→ REQUIRED WORK: Pick out all lines with the word "części" from the records that follow.
** START OF THE INPUT **
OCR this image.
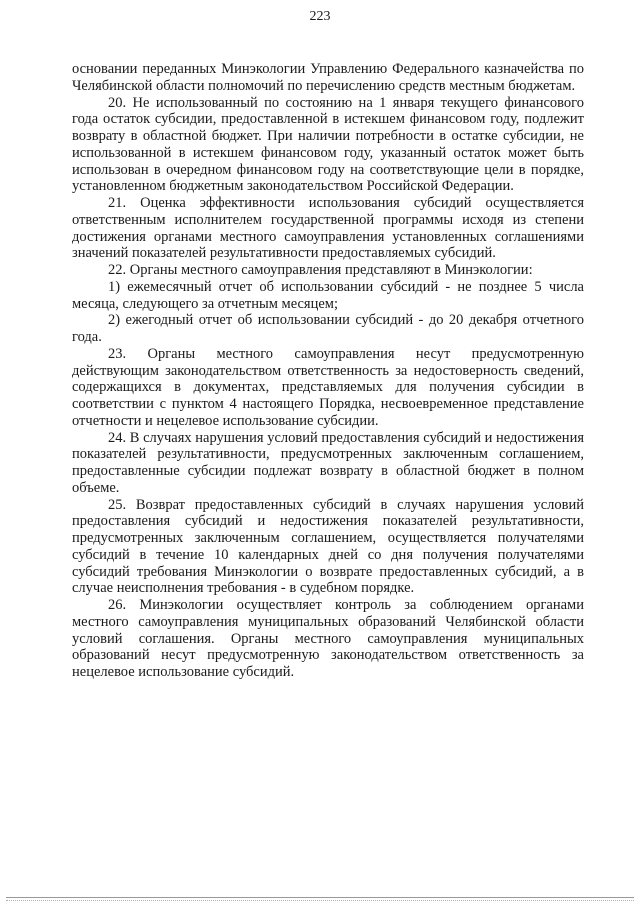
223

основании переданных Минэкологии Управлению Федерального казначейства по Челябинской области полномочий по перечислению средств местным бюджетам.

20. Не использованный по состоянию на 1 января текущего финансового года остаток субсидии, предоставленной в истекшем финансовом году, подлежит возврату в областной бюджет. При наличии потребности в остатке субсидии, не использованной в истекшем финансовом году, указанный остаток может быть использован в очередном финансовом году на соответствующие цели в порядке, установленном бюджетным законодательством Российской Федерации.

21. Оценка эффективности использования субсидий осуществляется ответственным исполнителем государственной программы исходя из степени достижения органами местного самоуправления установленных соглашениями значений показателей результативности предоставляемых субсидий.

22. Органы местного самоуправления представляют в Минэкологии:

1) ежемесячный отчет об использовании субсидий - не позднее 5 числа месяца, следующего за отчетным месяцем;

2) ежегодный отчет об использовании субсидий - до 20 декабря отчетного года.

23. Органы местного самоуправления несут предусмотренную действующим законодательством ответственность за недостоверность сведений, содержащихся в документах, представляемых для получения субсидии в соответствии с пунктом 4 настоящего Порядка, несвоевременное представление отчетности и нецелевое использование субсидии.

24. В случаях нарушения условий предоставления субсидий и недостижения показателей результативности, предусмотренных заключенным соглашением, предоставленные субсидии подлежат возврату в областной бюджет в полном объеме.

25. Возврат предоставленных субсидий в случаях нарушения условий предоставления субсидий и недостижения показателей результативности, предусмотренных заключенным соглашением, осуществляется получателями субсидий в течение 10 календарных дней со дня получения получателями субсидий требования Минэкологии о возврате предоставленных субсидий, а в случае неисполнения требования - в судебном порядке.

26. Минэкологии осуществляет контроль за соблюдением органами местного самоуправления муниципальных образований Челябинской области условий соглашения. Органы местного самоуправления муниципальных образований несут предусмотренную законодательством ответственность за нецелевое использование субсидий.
** END OF THE INPUT **
** START OF THE INPUT **
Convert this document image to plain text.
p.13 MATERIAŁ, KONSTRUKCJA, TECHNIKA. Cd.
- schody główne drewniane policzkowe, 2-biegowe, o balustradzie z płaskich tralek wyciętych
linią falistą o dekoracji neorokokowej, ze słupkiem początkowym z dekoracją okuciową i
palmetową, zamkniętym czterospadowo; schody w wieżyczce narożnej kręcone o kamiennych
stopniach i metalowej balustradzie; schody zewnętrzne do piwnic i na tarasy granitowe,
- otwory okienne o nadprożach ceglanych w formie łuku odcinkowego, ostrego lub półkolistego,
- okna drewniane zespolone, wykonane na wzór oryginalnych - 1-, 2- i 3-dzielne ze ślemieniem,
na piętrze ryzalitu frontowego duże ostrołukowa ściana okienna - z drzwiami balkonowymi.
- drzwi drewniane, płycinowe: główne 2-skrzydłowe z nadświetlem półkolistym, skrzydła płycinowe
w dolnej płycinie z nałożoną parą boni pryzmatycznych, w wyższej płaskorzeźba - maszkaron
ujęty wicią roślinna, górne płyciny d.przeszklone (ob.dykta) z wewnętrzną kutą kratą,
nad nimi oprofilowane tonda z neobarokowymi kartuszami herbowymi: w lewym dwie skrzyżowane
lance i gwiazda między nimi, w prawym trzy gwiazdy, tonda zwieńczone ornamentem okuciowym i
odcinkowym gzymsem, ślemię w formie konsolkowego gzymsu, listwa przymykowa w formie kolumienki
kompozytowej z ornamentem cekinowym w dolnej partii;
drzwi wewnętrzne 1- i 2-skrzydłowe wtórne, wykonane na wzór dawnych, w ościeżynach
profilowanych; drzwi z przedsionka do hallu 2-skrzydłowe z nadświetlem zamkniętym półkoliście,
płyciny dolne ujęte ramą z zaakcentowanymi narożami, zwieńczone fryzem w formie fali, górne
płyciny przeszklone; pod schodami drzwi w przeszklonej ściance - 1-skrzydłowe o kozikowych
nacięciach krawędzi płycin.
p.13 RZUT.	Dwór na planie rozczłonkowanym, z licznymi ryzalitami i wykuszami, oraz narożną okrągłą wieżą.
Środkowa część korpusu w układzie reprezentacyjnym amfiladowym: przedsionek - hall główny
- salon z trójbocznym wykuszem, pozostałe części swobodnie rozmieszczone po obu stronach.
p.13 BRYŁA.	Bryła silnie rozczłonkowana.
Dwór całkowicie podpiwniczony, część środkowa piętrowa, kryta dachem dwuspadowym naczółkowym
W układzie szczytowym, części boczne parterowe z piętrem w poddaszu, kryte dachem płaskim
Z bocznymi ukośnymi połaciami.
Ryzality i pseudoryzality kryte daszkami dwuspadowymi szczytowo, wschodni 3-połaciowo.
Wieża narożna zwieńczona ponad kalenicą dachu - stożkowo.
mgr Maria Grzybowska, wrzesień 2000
** END OF THE INPUT **
→ WRITTEN SOLUTION:
- salon z trójbocznym wykuszem, pozostałe części swobodnie rozmieszczone po obu stronach.
W układzie szczytowym, części boczne parterowe z piętrem w poddaszu, kryte dachem płaskim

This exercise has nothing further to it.